**WHAT YOU HAVE TO DO**
Take each line containing the word "ylabel" and copy it.

Chart and figure data:
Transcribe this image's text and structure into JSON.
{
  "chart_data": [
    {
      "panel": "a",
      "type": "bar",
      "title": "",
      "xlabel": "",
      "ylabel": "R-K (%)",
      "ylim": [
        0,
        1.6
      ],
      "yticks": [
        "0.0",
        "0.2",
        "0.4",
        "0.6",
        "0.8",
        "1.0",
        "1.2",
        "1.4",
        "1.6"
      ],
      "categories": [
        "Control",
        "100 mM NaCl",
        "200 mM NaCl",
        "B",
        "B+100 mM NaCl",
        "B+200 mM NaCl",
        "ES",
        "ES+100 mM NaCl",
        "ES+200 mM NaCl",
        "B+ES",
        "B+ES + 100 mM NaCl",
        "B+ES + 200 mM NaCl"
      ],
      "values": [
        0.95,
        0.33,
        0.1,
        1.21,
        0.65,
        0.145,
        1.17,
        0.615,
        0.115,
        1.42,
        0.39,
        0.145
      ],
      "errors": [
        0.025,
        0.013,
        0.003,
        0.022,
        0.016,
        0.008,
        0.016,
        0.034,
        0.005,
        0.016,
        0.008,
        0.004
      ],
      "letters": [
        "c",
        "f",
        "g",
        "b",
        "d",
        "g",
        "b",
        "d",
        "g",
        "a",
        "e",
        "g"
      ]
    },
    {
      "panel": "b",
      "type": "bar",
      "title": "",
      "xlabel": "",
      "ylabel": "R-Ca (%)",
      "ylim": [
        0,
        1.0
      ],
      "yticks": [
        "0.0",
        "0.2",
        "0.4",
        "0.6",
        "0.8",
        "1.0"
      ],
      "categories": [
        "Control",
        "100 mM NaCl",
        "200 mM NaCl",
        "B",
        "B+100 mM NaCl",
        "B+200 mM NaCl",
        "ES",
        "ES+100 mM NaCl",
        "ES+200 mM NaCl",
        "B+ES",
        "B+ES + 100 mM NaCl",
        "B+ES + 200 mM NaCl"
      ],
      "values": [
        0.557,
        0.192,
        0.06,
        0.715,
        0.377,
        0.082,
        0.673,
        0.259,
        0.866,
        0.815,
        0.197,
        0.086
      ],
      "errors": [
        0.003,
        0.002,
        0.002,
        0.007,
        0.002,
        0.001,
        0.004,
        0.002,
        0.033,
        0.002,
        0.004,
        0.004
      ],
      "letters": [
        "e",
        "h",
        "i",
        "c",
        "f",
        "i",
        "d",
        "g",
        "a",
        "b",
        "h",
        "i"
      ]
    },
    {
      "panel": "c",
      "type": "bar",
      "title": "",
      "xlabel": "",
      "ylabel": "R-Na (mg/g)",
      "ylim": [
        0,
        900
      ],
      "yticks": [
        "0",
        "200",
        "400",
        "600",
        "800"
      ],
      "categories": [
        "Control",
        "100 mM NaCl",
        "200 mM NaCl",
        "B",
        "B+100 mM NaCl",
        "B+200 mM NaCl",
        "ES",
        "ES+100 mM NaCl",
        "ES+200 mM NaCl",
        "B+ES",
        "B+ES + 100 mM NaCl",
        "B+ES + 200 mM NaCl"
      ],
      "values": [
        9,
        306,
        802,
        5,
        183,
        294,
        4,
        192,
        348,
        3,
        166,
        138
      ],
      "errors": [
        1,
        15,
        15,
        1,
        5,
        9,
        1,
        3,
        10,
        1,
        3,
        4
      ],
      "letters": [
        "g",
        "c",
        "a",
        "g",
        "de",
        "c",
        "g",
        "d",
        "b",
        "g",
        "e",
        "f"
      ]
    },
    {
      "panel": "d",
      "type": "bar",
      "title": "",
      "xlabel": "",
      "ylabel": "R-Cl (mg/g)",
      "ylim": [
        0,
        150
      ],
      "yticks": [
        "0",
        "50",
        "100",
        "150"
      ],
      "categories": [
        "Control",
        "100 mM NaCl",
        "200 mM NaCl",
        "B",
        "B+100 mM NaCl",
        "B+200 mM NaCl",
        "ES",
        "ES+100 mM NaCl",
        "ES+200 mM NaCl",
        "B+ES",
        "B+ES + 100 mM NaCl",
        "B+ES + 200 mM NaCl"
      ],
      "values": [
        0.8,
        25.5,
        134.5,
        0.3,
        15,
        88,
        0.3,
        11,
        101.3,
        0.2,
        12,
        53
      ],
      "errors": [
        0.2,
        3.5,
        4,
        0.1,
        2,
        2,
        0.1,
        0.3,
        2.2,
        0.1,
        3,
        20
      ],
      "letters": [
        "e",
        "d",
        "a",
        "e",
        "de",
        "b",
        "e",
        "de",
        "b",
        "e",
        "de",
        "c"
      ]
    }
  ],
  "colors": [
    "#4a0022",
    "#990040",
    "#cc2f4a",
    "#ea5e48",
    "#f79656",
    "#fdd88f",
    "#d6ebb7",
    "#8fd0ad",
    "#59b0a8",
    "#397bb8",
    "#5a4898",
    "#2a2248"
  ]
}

**PROBLEM SOLUTION**
      "ylabel": "R-K (%)",
      "ylabel": "R-Ca (%)",
      "ylabel": "R-Na (mg/g)",
      "ylabel": "R-Cl (mg/g)",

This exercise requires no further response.